## begin Data provided

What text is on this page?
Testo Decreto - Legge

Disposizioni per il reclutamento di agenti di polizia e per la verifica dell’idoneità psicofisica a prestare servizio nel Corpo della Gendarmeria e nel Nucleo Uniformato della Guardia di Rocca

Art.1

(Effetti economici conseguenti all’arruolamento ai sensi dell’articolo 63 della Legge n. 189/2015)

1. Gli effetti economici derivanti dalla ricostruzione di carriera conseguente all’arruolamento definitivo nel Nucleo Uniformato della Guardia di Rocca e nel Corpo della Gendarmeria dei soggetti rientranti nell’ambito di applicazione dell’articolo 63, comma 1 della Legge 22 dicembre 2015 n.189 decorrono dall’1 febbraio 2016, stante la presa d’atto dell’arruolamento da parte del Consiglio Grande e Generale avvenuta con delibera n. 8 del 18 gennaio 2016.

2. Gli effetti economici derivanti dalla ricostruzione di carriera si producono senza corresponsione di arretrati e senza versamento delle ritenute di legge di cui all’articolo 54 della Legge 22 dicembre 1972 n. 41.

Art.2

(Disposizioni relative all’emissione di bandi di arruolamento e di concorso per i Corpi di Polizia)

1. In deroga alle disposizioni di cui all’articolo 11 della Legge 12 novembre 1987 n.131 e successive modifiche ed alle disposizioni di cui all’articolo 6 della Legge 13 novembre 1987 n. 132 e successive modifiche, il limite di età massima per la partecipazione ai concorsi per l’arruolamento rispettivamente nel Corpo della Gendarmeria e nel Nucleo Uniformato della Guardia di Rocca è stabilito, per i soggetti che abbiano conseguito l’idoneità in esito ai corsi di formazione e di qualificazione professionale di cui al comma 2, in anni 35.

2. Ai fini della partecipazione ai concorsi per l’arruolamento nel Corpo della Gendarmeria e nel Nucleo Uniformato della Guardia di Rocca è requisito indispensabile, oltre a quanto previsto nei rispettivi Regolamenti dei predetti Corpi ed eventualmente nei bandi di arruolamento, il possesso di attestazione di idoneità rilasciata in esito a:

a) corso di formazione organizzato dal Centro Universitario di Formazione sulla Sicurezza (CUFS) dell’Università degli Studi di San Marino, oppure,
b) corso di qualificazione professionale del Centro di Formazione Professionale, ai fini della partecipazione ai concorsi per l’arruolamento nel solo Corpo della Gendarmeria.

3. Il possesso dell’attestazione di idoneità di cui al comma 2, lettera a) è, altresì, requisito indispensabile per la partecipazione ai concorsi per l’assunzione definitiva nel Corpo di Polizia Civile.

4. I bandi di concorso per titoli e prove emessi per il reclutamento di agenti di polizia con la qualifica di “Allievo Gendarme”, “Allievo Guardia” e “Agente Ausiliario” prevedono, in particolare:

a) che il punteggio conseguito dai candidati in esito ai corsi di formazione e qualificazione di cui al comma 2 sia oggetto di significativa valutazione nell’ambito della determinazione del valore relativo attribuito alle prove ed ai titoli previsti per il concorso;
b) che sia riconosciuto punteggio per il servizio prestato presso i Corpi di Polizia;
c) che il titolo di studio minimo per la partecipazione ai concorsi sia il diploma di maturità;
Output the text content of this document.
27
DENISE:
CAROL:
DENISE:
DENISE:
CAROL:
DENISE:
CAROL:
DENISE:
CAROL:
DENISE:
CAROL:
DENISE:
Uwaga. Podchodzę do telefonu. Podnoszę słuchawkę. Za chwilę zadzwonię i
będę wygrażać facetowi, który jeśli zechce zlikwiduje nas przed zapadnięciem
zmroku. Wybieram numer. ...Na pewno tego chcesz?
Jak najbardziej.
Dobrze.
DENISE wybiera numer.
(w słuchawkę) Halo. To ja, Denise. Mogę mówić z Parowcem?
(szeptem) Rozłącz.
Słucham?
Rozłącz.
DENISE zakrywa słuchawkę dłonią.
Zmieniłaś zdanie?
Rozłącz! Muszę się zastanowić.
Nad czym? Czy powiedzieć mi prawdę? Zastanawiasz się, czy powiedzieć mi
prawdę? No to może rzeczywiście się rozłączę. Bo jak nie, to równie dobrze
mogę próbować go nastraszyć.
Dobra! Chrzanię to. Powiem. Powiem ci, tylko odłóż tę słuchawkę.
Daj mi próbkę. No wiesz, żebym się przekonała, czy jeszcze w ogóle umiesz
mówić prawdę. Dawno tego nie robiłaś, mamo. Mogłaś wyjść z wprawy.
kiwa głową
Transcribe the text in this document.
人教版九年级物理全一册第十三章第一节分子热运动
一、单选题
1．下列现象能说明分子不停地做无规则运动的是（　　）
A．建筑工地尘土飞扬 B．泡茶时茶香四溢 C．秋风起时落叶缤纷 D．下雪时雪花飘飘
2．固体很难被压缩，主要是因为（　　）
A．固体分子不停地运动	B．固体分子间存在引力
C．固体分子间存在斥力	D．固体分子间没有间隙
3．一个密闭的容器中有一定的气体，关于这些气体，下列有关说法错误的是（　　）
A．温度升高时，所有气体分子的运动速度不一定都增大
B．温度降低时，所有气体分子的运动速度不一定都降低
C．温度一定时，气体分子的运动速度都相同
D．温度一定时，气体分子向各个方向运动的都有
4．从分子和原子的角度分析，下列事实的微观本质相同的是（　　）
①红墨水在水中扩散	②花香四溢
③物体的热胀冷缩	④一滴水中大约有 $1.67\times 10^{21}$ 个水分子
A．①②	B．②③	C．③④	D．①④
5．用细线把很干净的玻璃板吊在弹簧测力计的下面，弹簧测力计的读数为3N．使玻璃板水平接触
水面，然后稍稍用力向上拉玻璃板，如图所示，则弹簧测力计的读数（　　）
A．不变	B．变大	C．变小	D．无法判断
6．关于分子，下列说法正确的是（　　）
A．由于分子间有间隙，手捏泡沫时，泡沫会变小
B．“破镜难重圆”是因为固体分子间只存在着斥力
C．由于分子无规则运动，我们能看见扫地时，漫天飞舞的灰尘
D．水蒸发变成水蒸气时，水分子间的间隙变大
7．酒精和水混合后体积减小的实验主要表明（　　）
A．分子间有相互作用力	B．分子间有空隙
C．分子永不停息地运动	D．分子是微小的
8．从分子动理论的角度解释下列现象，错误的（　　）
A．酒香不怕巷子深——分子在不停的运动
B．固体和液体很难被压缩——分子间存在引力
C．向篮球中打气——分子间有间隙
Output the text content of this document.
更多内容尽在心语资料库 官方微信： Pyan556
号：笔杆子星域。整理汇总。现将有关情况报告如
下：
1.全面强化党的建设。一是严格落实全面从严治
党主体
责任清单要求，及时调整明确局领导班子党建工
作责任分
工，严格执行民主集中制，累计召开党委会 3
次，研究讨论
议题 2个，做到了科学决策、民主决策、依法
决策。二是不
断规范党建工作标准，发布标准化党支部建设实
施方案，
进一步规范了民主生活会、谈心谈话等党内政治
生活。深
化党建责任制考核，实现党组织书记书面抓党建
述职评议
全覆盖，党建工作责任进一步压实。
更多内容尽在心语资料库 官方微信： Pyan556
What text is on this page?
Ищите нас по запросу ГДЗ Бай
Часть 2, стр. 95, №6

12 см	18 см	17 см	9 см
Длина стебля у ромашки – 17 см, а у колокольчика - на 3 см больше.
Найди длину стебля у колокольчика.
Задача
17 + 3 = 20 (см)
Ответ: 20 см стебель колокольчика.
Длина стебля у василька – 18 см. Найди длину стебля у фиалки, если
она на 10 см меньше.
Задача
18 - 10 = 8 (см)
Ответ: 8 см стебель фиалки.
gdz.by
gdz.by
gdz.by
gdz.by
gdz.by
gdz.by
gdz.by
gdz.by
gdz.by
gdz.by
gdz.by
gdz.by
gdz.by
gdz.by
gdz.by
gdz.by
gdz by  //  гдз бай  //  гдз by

## end Data provided

* [Required task]:
Return the full listing, character for character.

* [Exercise answer]:
What text is on this page?
Testo Decreto - Legge

Disposizioni per il reclutamento di agenti di polizia e per la verifica dell’idoneità psicofisica a prestare servizio nel Corpo della Gendarmeria e nel Nucleo Uniformato della Guardia di Rocca

Art.1

(Effetti economici conseguenti all’arruolamento ai sensi dell’articolo 63 della Legge n. 189/2015)

1. Gli effetti economici derivanti dalla ricostruzione di carriera conseguente all’arruolamento definitivo nel Nucleo Uniformato della Guardia di Rocca e nel Corpo della Gendarmeria dei soggetti rientranti nell’ambito di applicazione dell’articolo 63, comma 1 della Legge 22 dicembre 2015 n.189 decorrono dall’1 febbraio 2016, stante la presa d’atto dell’arruolamento da parte del Consiglio Grande e Generale avvenuta con delibera n. 8 del 18 gennaio 2016.

2. Gli effetti economici derivanti dalla ricostruzione di carriera si producono senza corresponsione di arretrati e senza versamento delle ritenute di legge di cui all’articolo 54 della Legge 22 dicembre 1972 n. 41.

Art.2

(Disposizioni relative all’emissione di bandi di arruolamento e di concorso per i Corpi di Polizia)

1. In deroga alle disposizioni di cui all’articolo 11 della Legge 12 novembre 1987 n.131 e successive modifiche ed alle disposizioni di cui all’articolo 6 della Legge 13 novembre 1987 n. 132 e successive modifiche, il limite di età massima per la partecipazione ai concorsi per l’arruolamento rispettivamente nel Corpo della Gendarmeria e nel Nucleo Uniformato della Guardia di Rocca è stabilito, per i soggetti che abbiano conseguito l’idoneità in esito ai corsi di formazione e di qualificazione professionale di cui al comma 2, in anni 35.

2. Ai fini della partecipazione ai concorsi per l’arruolamento nel Corpo della Gendarmeria e nel Nucleo Uniformato della Guardia di Rocca è requisito indispensabile, oltre a quanto previsto nei rispettivi Regolamenti dei predetti Corpi ed eventualmente nei bandi di arruolamento, il possesso di attestazione di idoneità rilasciata in esito a:

a) corso di formazione organizzato dal Centro Universitario di Formazione sulla Sicurezza (CUFS) dell’Università degli Studi di San Marino, oppure,
b) corso di qualificazione professionale del Centro di Formazione Professionale, ai fini della partecipazione ai concorsi per l’arruolamento nel solo Corpo della Gendarmeria.

3. Il possesso dell’attestazione di idoneità di cui al comma 2, lettera a) è, altresì, requisito indispensabile per la partecipazione ai concorsi per l’assunzione definitiva nel Corpo di Polizia Civile.

4. I bandi di concorso per titoli e prove emessi per il reclutamento di agenti di polizia con la qualifica di “Allievo Gendarme”, “Allievo Guardia” e “Agente Ausiliario” prevedono, in particolare:

a) che il punteggio conseguito dai candidati in esito ai corsi di formazione e qualificazione di cui al comma 2 sia oggetto di significativa valutazione nell’ambito della determinazione del valore relativo attribuito alle prove ed ai titoli previsti per il concorso;
b) che sia riconosciuto punteggio per il servizio prestato presso i Corpi di Polizia;
c) che il titolo di studio minimo per la partecipazione ai concorsi sia il diploma di maturità;
Output the text content of this document.
27
DENISE:
CAROL:
DENISE:
DENISE:
CAROL:
DENISE:
CAROL:
DENISE:
CAROL:
DENISE:
CAROL:
DENISE:
Uwaga. Podchodzę do telefonu. Podnoszę słuchawkę. Za chwilę zadzwonię i
będę wygrażać facetowi, który jeśli zechce zlikwiduje nas przed zapadnięciem
zmroku. Wybieram numer. ...Na pewno tego chcesz?
Jak najbardziej.
Dobrze.
DENISE wybiera numer.
(w słuchawkę) Halo. To ja, Denise. Mogę mówić z Parowcem?
(szeptem) Rozłącz.
Słucham?
Rozłącz.
DENISE zakrywa słuchawkę dłonią.
Zmieniłaś zdanie?
Rozłącz! Muszę się zastanowić.
Nad czym? Czy powiedzieć mi prawdę? Zastanawiasz się, czy powiedzieć mi
prawdę? No to może rzeczywiście się rozłączę. Bo jak nie, to równie dobrze
mogę próbować go nastraszyć.
Dobra! Chrzanię to. Powiem. Powiem ci, tylko odłóż tę słuchawkę.
Daj mi próbkę. No wiesz, żebym się przekonała, czy jeszcze w ogóle umiesz
mówić prawdę. Dawno tego nie robiłaś, mamo. Mogłaś wyjść z wprawy.
kiwa głową
Transcribe the text in this document.
人教版九年级物理全一册第十三章第一节分子热运动
一、单选题
1．下列现象能说明分子不停地做无规则运动的是（　　）
A．建筑工地尘土飞扬 B．泡茶时茶香四溢 C．秋风起时落叶缤纷 D．下雪时雪花飘飘
2．固体很难被压缩，主要是因为（　　）
A．固体分子不停地运动	B．固体分子间存在引力
C．固体分子间存在斥力	D．固体分子间没有间隙
3．一个密闭的容器中有一定的气体，关于这些气体，下列有关说法错误的是（　　）
A．温度升高时，所有气体分子的运动速度不一定都增大
B．温度降低时，所有气体分子的运动速度不一定都降低
C．温度一定时，气体分子的运动速度都相同
D．温度一定时，气体分子向各个方向运动的都有
4．从分子和原子的角度分析，下列事实的微观本质相同的是（　　）
①红墨水在水中扩散	②花香四溢
③物体的热胀冷缩	④一滴水中大约有 $1.67\times 10^{21}$ 个水分子
A．①②	B．②③	C．③④	D．①④
5．用细线把很干净的玻璃板吊在弹簧测力计的下面，弹簧测力计的读数为3N．使玻璃板水平接触
水面，然后稍稍用力向上拉玻璃板，如图所示，则弹簧测力计的读数（　　）
A．不变	B．变大	C．变小	D．无法判断
6．关于分子，下列说法正确的是（　　）
A．由于分子间有间隙，手捏泡沫时，泡沫会变小
B．“破镜难重圆”是因为固体分子间只存在着斥力
C．由于分子无规则运动，我们能看见扫地时，漫天飞舞的灰尘
D．水蒸发变成水蒸气时，水分子间的间隙变大
7．酒精和水混合后体积减小的实验主要表明（　　）
A．分子间有相互作用力	B．分子间有空隙
C．分子永不停息地运动	D．分子是微小的
8．从分子动理论的角度解释下列现象，错误的（　　）
A．酒香不怕巷子深——分子在不停的运动
B．固体和液体很难被压缩——分子间存在引力
C．向篮球中打气——分子间有间隙
Output the text content of this document.
更多内容尽在心语资料库 官方微信： Pyan556
号：笔杆子星域。整理汇总。现将有关情况报告如
下：
1.全面强化党的建设。一是严格落实全面从严治
党主体
责任清单要求，及时调整明确局领导班子党建工
作责任分
工，严格执行民主集中制，累计召开党委会 3
次，研究讨论
议题 2个，做到了科学决策、民主决策、依法
决策。二是不
断规范党建工作标准，发布标准化党支部建设实
施方案，
进一步规范了民主生活会、谈心谈话等党内政治
生活。深
化党建责任制考核，实现党组织书记书面抓党建
述职评议
全覆盖，党建工作责任进一步压实。
更多内容尽在心语资料库 官方微信： Pyan556
What text is on this page?
Ищите нас по запросу ГДЗ Бай
Часть 2, стр. 95, №6

12 см	18 см	17 см	9 см
Длина стебля у ромашки – 17 см, а у колокольчика - на 3 см больше.
Найди длину стебля у колокольчика.
Задача
17 + 3 = 20 (см)
Ответ: 20 см стебель колокольчика.
Длина стебля у василька – 18 см. Найди длину стебля у фиалки, если
она на 10 см меньше.
Задача
18 - 10 = 8 (см)
Ответ: 8 см стебель фиалки.
gdz.by
gdz.by
gdz.by
gdz.by
gdz.by
gdz.by
gdz.by
gdz.by
gdz.by
gdz.by
gdz.by
gdz.by
gdz.by
gdz.by
gdz.by
gdz.by
gdz by  //  гдз бай  //  гдз by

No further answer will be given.